** Job **
Restate each of the lines below word for word and drop every picture.

** Entries shown **
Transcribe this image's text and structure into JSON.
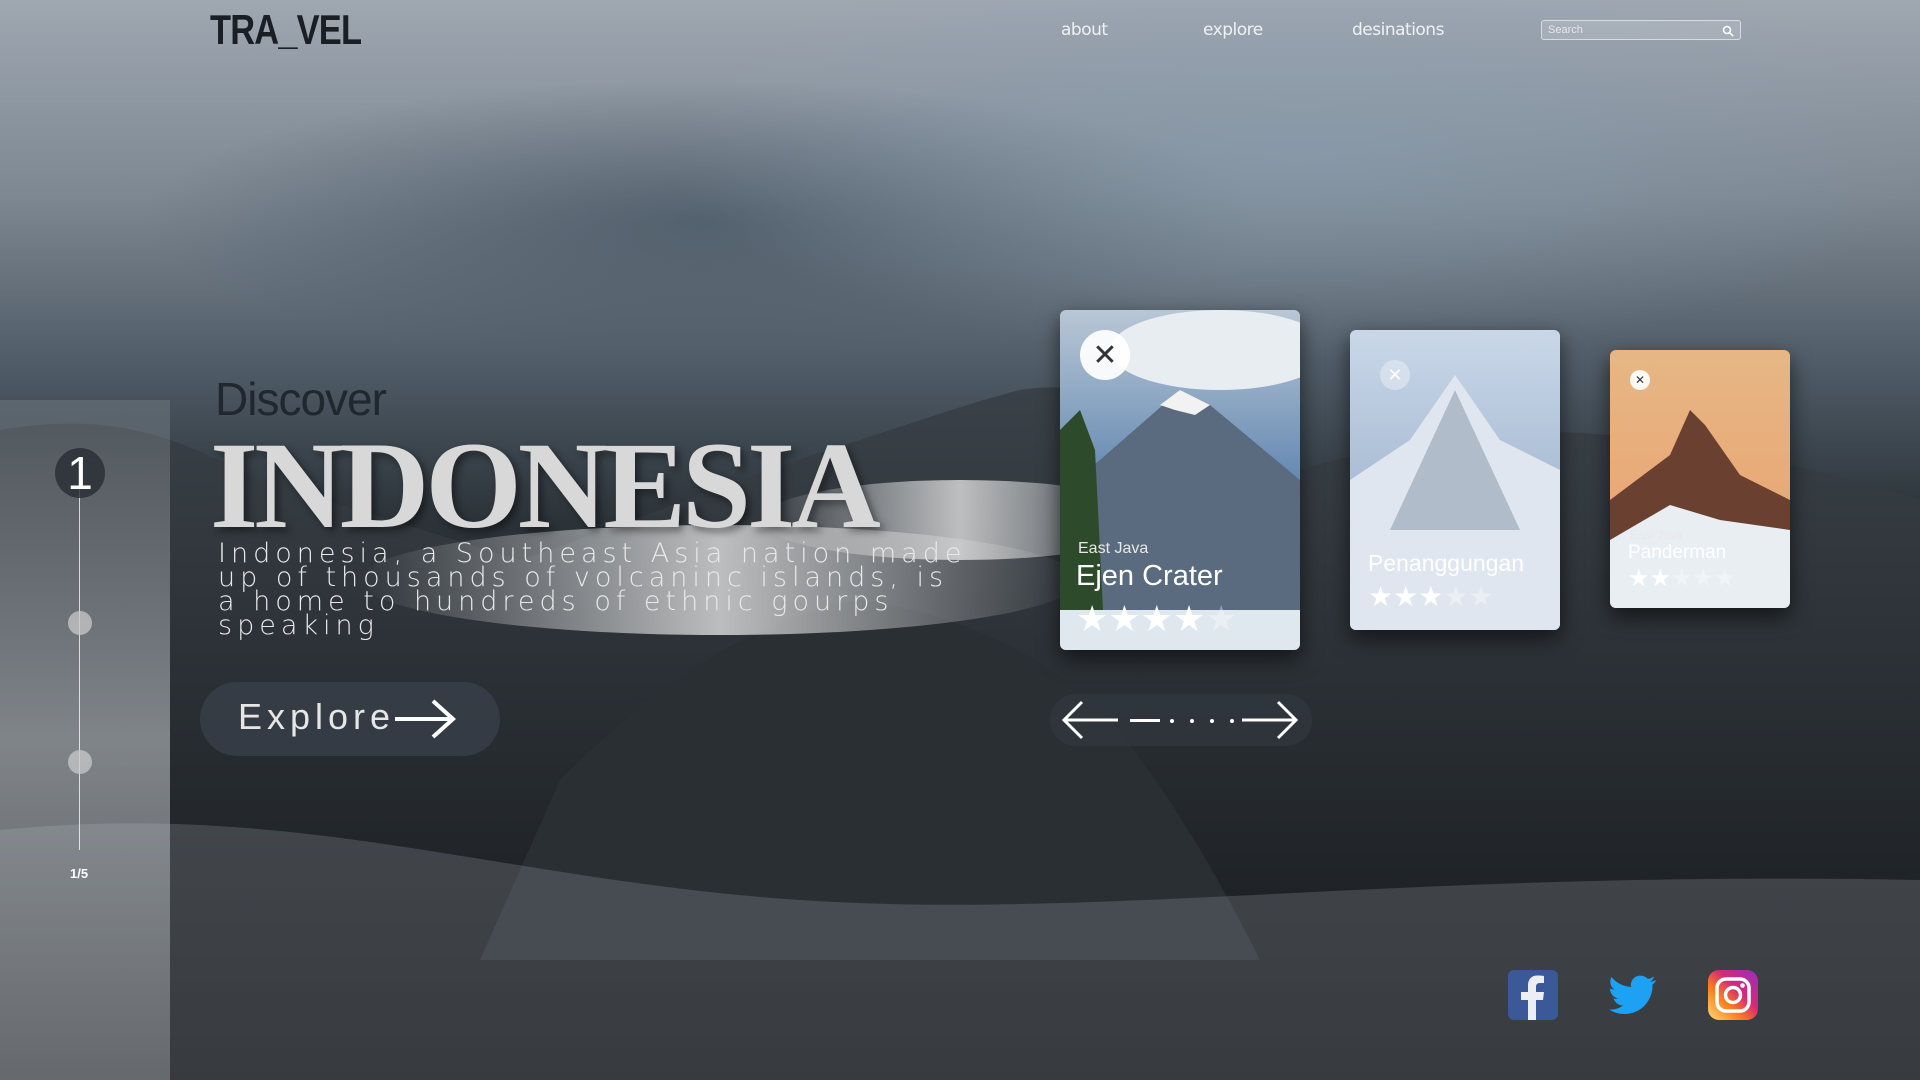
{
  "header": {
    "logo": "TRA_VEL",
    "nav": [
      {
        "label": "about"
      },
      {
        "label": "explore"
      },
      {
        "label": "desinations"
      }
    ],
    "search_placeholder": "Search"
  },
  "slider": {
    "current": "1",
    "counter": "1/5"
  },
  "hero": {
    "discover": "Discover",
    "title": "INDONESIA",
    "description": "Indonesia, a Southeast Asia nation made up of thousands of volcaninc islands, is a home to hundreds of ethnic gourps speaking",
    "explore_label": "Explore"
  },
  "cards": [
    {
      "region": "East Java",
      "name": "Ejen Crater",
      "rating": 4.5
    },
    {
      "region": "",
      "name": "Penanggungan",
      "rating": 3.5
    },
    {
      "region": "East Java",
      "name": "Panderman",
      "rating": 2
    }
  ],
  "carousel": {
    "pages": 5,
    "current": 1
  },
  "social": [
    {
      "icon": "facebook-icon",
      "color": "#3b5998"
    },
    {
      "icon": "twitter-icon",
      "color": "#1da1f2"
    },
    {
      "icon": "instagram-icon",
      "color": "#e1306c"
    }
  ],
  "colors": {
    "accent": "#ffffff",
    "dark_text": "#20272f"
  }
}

** Finished answer **
Transcribe this image's text and structure into JSON.
{
  "header": {
    "logo": "TRA_VEL",
    "nav": [
      {
        "label": "about"
      },
      {
        "label": "explore"
      },
      {
        "label": "desinations"
      }
    ],
    "search_placeholder": "Search"
  },
  "slider": {
    "current": "1",
    "counter": "1/5"
  },
  "hero": {
    "discover": "Discover",
    "title": "INDONESIA",
    "description": "Indonesia, a Southeast Asia nation made up of thousands of volcaninc islands, is a home to hundreds of ethnic gourps speaking",
    "explore_label": "Explore"
  },
  "cards": [
    {
      "region": "East Java",
      "name": "Ejen Crater",
      "rating": 4.5
    },
    {
      "region": "",
      "name": "Penanggungan",
      "rating": 3.5
    },
    {
      "region": "East Java",
      "name": "Panderman",
      "rating": 2
    }
  ],
  "carousel": {
    "pages": 5,
    "current": 1
  },
  "social": [
    {
      "icon": "facebook-icon",
      "color": "#3b5998"
    },
    {
      "icon": "twitter-icon",
      "color": "#1da1f2"
    },
    {
      "icon": "instagram-icon",
      "color": "#e1306c"
    }
  ],
  "colors": {
    "accent": "#ffffff",
    "dark_text": "#20272f"
  }
}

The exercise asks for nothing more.